━━ Extracted data

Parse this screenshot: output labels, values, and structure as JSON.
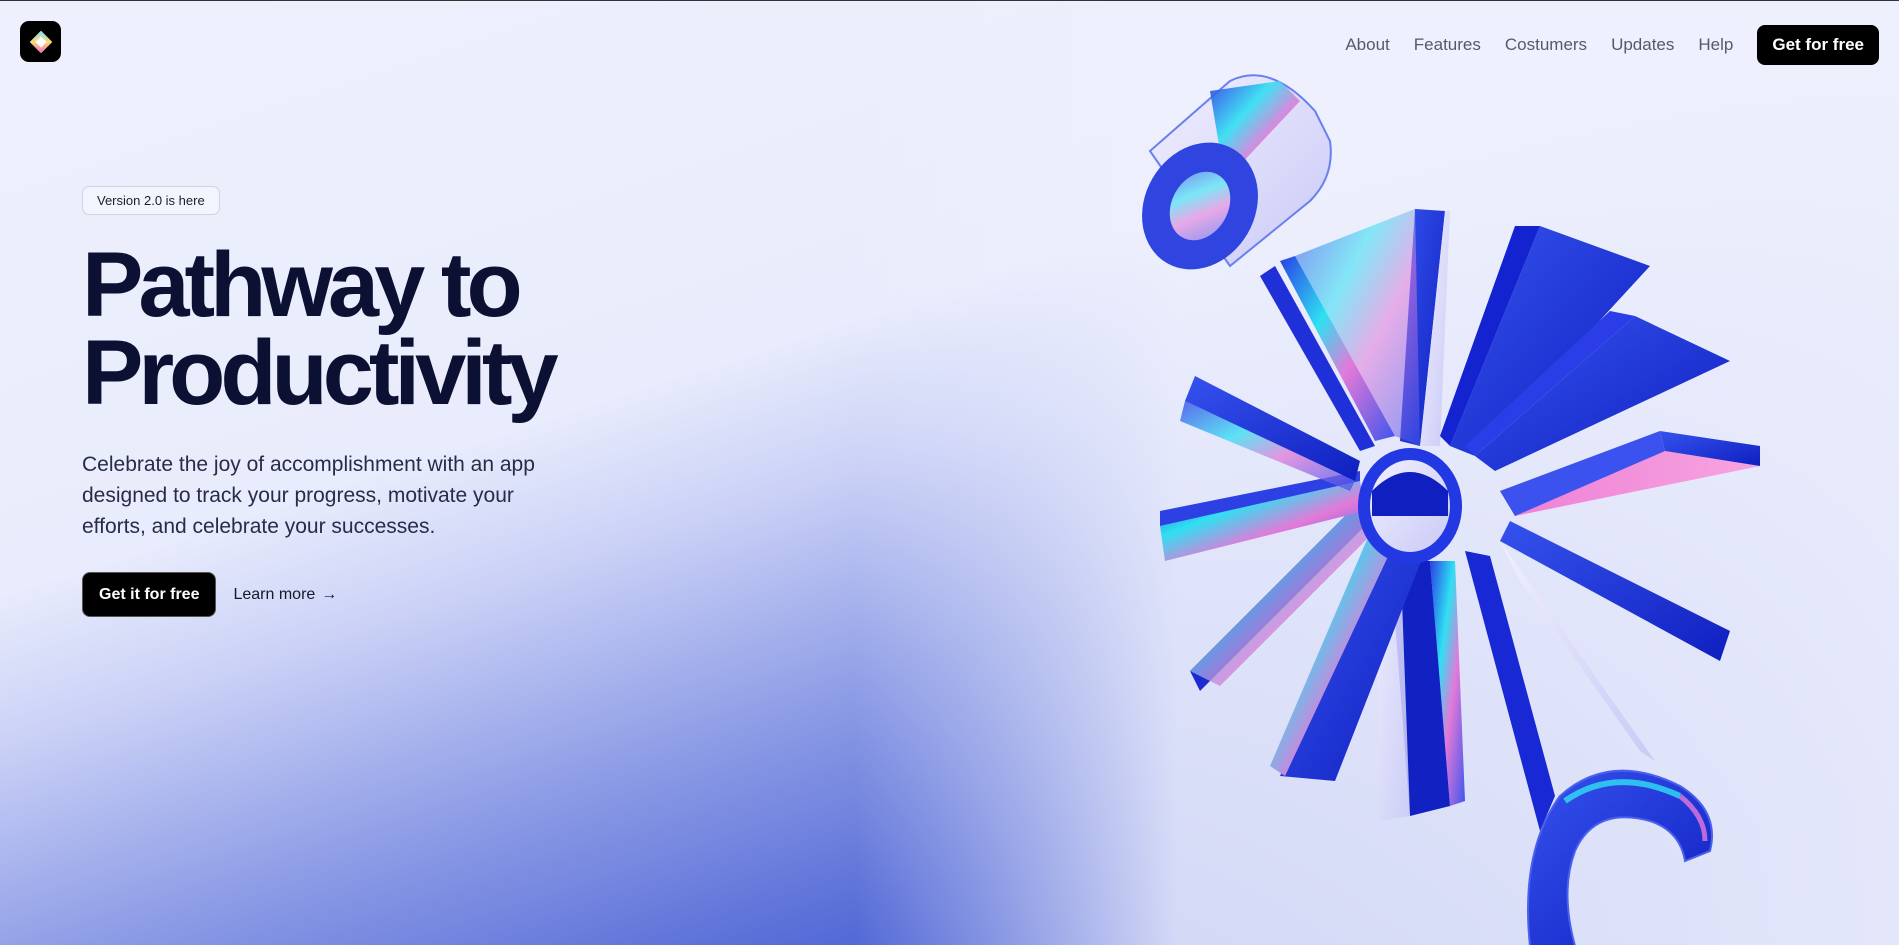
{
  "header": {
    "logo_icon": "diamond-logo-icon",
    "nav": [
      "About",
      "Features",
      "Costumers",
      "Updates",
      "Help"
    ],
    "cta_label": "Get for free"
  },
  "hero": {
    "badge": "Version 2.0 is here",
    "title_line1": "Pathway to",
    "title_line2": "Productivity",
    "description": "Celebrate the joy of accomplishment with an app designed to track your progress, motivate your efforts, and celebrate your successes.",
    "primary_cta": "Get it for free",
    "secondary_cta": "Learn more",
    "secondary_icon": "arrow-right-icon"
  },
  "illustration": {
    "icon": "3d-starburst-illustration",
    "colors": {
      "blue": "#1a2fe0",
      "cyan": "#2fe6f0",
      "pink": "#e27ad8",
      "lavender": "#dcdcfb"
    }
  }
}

━━━━

**Exercise aim:**
Each entry above should be reproduced exactly, with the pictures removed.

**Result for this exercise:**
Parse this screenshot: output labels, values, and structure as JSON.
{
  "header": {
    "logo_icon": "diamond-logo-icon",
    "nav": [
      "About",
      "Features",
      "Costumers",
      "Updates",
      "Help"
    ],
    "cta_label": "Get for free"
  },
  "hero": {
    "badge": "Version 2.0 is here",
    "title_line1": "Pathway to",
    "title_line2": "Productivity",
    "description": "Celebrate the joy of accomplishment with an app designed to track your progress, motivate your efforts, and celebrate your successes.",
    "primary_cta": "Get it for free",
    "secondary_cta": "Learn more",
    "secondary_icon": "arrow-right-icon"
  },
  "illustration": {
    "icon": "3d-starburst-illustration",
    "colors": {
      "blue": "#1a2fe0",
      "cyan": "#2fe6f0",
      "pink": "#e27ad8",
      "lavender": "#dcdcfb"
    }
  }
}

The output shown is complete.